((

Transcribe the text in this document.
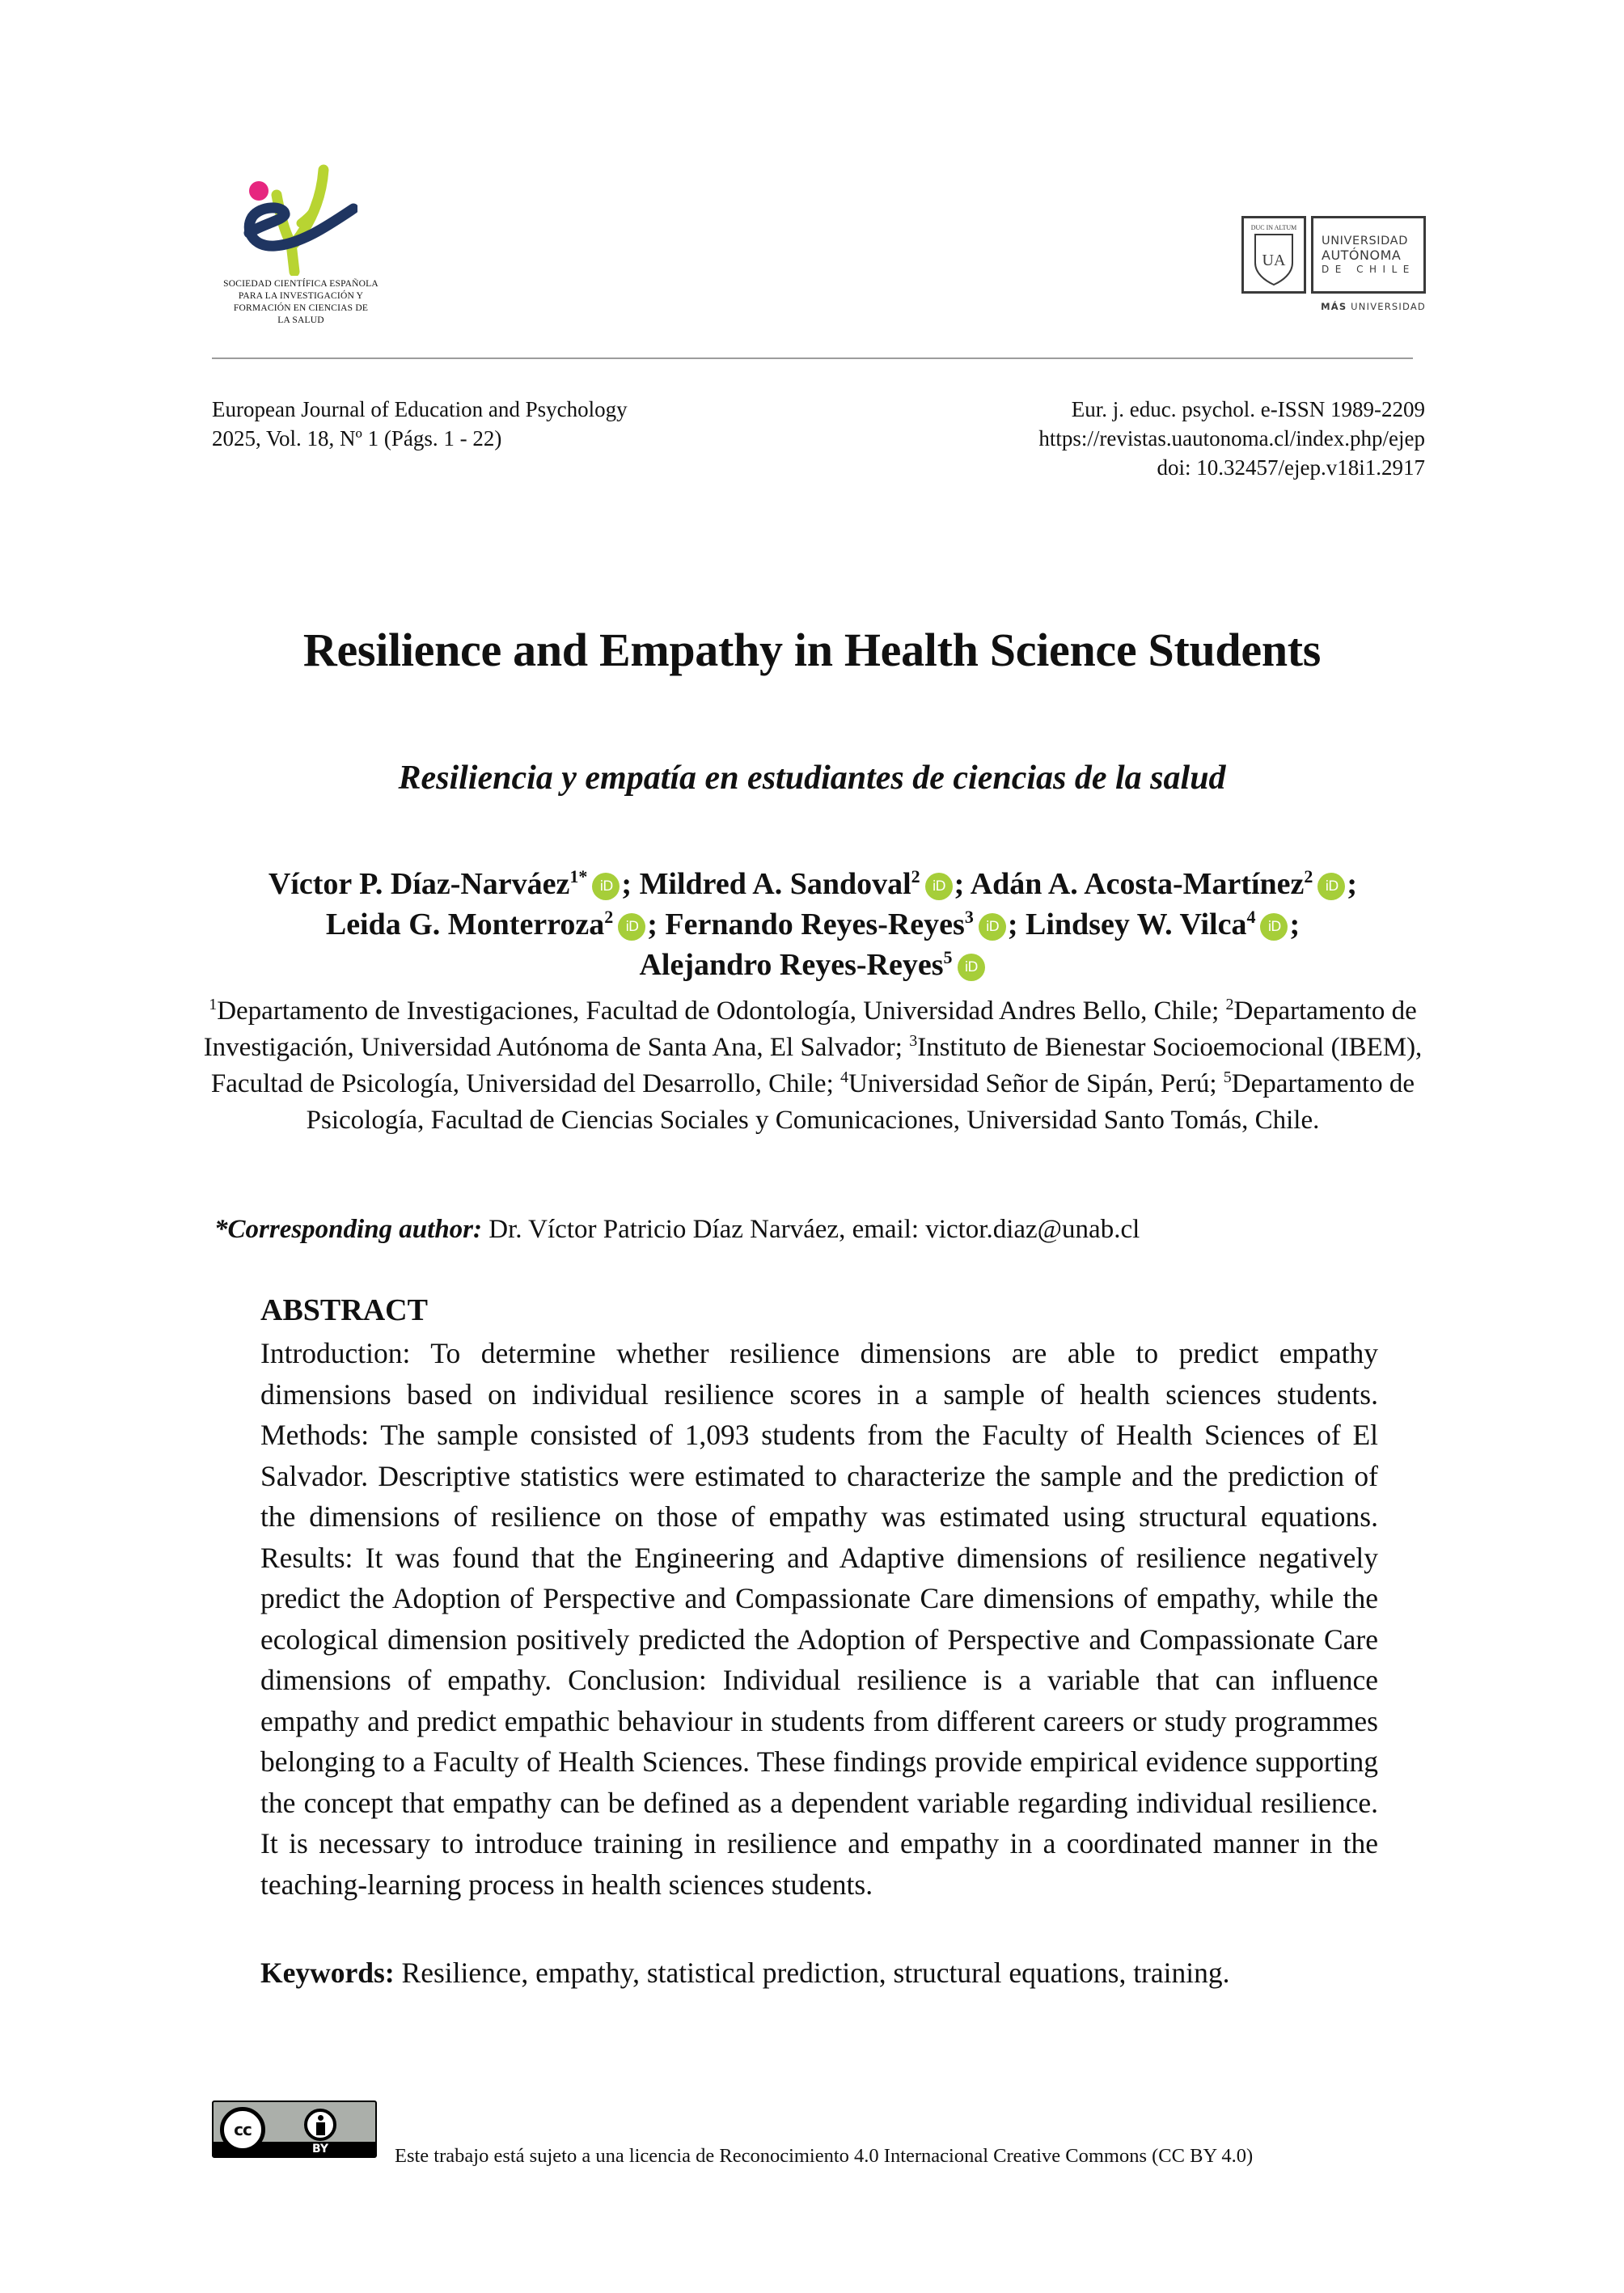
SOCIEDAD CIENTÍFICA ESPAÑOLA
PARA LA INVESTIGACIÓN Y
FORMACIÓN EN CIENCIAS DE
LA SALUD
DUC IN ALTUM
UA
UNIVERSIDAD
AUTÓNOMA
DE CHILE
MÁS UNIVERSIDAD
European Journal of Education and Psychology
2025, Vol. 18, Nº 1 (Págs. 1 - 22)
Eur. j. educ. psychol. e-ISSN 1989-2209
https://revistas.uautonoma.cl/index.php/ejep
doi: 10.32457/ejep.v18i1.2917
Resilience and Empathy in Health Science Students
Resiliencia y empatía en estudiantes de ciencias de la salud
Víctor P. Díaz-Narváez$^{1*}$ iD ; Mildred A. Sandoval$^2$ iD ; Adán A. Acosta-Martínez$^2$ iD ;
Leida G. Monterroza$^2$ iD ; Fernando Reyes-Reyes$^3$ iD ; Lindsey W. Vilca$^4$ iD ;
Alejandro Reyes-Reyes$^5$ iD
$^1$Departamento de Investigaciones, Facultad de Odontología, Universidad Andres Bello, Chile; $^2$Departamento de Investigación, Universidad Autónoma de Santa Ana, El Salvador; $^3$Instituto de Bienestar Socioemocional (IBEM), Facultad de Psicología, Universidad del Desarrollo, Chile; $^4$Universidad Señor de Sipán, Perú; $^5$Departamento de Psicología, Facultad de Ciencias Sociales y Comunicaciones, Universidad Santo Tomás, Chile.
*Corresponding author: Dr. Víctor Patricio Díaz Narváez, email: victor.diaz@unab.cl
ABSTRACT

Introduction: To determine whether resilience dimensions are able to predict empathy dimensions based on individual resilience scores in a sample of health sciences students. Methods: The sample consisted of 1,093 students from the Faculty of Health Sciences of El Salvador. Descriptive statistics were estimated to characterize the sample and the prediction of the dimensions of resilience on those of empathy was estimated using structural equations. Results: It was found that the Engineering and Adaptive dimensions of resilience negatively predict the Adoption of Perspective and Compassionate Care dimensions of empathy, while the ecological dimension positively predicted the Adoption of Perspective and Compassionate Care dimensions of empathy. Conclusion: Individual resilience is a variable that can influence empathy and predict empathic behaviour in students from different careers or study programmes belonging to a Faculty of Health Sciences. These findings provide empirical evidence supporting the concept that empathy can be defined as a dependent variable regarding individual resilience. It is necessary to introduce training in resilience and empathy in a coordinated manner in the teaching-learning process in health sciences students.

Keywords: Resilience, empathy, statistical prediction, structural equations, training.
cc
BY	Este trabajo está sujeto a una licencia de Reconocimiento 4.0 Internacional Creative Commons (CC BY 4.0)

))

Problem requirements — Using the data above, write out every line exactly, leaving the images behind.

Completed task —
Transcribe the text in this document.
SOCIEDAD CIENTÍFICA ESPAÑOLA
PARA LA INVESTIGACIÓN Y
FORMACIÓN EN CIENCIAS DE
LA SALUD
DUC IN ALTUM
UA
UNIVERSIDAD
AUTÓNOMA
DE CHILE
MÁS UNIVERSIDAD
European Journal of Education and Psychology
2025, Vol. 18, Nº 1 (Págs. 1 - 22)
Eur. j. educ. psychol. e-ISSN 1989-2209
https://revistas.uautonoma.cl/index.php/ejep
doi: 10.32457/ejep.v18i1.2917
Resilience and Empathy in Health Science Students
Resiliencia y empatía en estudiantes de ciencias de la salud
Víctor P. Díaz-Narváez$^{1*}$ iD ; Mildred A. Sandoval$^2$ iD ; Adán A. Acosta-Martínez$^2$ iD ;
Leida G. Monterroza$^2$ iD ; Fernando Reyes-Reyes$^3$ iD ; Lindsey W. Vilca$^4$ iD ;
Alejandro Reyes-Reyes$^5$ iD
$^1$Departamento de Investigaciones, Facultad de Odontología, Universidad Andres Bello, Chile; $^2$Departamento de Investigación, Universidad Autónoma de Santa Ana, El Salvador; $^3$Instituto de Bienestar Socioemocional (IBEM), Facultad de Psicología, Universidad del Desarrollo, Chile; $^4$Universidad Señor de Sipán, Perú; $^5$Departamento de Psicología, Facultad de Ciencias Sociales y Comunicaciones, Universidad Santo Tomás, Chile.
*Corresponding author: Dr. Víctor Patricio Díaz Narváez, email: victor.diaz@unab.cl
ABSTRACT

Introduction: To determine whether resilience dimensions are able to predict empathy dimensions based on individual resilience scores in a sample of health sciences students. Methods: The sample consisted of 1,093 students from the Faculty of Health Sciences of El Salvador. Descriptive statistics were estimated to characterize the sample and the prediction of the dimensions of resilience on those of empathy was estimated using structural equations. Results: It was found that the Engineering and Adaptive dimensions of resilience negatively predict the Adoption of Perspective and Compassionate Care dimensions of empathy, while the ecological dimension positively predicted the Adoption of Perspective and Compassionate Care dimensions of empathy. Conclusion: Individual resilience is a variable that can influence empathy and predict empathic behaviour in students from different careers or study programmes belonging to a Faculty of Health Sciences. These findings provide empirical evidence supporting the concept that empathy can be defined as a dependent variable regarding individual resilience. It is necessary to introduce training in resilience and empathy in a coordinated manner in the teaching-learning process in health sciences students.

Keywords: Resilience, empathy, statistical prediction, structural equations, training.
cc
BY	Este trabajo está sujeto a una licencia de Reconocimiento 4.0 Internacional Creative Commons (CC BY 4.0)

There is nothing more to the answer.